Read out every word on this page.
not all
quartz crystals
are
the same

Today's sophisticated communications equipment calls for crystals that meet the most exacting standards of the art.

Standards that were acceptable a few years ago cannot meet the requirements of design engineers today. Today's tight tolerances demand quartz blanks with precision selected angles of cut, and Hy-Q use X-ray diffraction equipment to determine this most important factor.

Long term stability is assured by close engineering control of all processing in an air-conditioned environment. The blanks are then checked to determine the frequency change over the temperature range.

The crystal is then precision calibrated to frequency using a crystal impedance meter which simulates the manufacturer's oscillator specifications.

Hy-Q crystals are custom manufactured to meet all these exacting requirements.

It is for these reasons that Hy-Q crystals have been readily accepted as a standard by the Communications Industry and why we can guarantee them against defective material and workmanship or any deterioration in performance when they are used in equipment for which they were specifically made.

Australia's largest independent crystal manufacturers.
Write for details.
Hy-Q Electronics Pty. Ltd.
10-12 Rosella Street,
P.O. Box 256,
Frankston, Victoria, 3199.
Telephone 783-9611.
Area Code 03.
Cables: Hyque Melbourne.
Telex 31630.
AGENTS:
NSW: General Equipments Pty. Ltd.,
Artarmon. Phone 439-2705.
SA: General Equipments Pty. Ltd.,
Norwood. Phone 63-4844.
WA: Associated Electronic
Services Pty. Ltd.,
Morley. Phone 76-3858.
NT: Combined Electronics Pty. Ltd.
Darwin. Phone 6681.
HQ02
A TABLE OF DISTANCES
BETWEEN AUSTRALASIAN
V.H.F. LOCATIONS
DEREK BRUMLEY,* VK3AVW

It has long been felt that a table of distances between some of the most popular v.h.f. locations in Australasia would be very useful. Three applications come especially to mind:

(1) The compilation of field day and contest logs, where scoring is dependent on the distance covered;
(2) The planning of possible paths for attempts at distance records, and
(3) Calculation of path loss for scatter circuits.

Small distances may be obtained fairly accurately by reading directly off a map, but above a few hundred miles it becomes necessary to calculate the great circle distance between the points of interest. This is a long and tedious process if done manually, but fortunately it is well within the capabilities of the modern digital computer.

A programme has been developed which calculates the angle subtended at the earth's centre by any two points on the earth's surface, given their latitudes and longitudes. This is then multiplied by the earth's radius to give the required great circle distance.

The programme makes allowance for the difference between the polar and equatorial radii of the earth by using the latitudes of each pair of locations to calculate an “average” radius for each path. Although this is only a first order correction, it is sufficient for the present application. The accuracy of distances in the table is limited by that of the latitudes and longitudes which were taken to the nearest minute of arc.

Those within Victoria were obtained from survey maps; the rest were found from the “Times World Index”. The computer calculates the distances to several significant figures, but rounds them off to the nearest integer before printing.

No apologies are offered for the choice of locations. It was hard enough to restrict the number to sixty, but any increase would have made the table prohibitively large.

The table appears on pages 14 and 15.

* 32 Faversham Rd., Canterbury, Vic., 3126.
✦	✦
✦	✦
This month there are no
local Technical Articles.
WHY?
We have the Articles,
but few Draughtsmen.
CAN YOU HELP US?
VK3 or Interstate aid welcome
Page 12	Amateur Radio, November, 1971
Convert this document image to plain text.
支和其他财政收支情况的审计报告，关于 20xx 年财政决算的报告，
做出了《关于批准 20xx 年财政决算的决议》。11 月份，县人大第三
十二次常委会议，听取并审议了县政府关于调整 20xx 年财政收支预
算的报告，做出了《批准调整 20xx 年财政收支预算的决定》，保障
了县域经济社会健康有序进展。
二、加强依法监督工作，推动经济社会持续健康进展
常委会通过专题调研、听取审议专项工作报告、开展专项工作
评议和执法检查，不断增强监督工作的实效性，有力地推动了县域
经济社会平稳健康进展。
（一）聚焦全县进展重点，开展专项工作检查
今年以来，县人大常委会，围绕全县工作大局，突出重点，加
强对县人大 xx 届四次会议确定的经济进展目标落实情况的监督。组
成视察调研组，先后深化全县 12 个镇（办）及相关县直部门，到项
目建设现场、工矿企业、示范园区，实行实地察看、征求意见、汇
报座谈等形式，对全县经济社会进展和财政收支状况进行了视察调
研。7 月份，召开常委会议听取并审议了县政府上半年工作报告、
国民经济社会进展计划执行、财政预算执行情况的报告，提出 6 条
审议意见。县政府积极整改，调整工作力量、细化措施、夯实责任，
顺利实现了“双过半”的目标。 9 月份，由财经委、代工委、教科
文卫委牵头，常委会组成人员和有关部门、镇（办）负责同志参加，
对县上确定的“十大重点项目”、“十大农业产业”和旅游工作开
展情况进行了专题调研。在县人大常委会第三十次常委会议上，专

★ ★ ★

-- Exercise goal --
Using the listing above, locate the lines that hold "made" and copy each one.

-- Task output --
It is for these reasons that Hy-Q crystals have been readily accepted as a standard by the Communications Industry and why we can guarantee them against defective material and workmanship or any deterioration in performance when they are used in equipment for which they were specifically made.
No apologies are offered for the choice of locations. It was hard enough to restrict the number to sixty, but any increase would have made the table prohibitively large.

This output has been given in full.